▶ Aim
Tally each line where the word "name" occurs, then give only the total.

Entries with figure data:
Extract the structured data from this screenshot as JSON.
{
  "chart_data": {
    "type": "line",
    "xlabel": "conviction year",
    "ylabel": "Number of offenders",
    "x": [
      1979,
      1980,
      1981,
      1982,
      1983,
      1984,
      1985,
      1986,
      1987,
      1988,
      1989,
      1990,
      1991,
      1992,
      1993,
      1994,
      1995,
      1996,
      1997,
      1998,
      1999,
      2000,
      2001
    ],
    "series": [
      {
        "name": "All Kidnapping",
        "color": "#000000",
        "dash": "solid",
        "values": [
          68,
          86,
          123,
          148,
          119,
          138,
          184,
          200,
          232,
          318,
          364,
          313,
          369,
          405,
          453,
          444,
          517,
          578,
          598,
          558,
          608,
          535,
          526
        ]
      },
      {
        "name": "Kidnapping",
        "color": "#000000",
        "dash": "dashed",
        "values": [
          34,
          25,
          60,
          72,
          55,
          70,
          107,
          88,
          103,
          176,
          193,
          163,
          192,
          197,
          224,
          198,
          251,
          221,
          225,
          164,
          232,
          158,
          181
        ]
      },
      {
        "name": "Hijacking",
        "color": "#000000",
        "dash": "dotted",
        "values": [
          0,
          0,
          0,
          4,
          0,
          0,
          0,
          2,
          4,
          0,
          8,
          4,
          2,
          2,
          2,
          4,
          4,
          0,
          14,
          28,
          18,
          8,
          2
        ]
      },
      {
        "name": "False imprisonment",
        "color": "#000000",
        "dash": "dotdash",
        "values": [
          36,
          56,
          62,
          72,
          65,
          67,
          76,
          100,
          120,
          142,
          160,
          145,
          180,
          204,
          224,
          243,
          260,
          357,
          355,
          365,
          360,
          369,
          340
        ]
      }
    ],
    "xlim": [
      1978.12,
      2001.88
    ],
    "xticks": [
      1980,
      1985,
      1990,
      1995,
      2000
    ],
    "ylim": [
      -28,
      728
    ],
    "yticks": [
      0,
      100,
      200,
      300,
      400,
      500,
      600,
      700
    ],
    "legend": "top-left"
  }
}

▶ Finished answer
4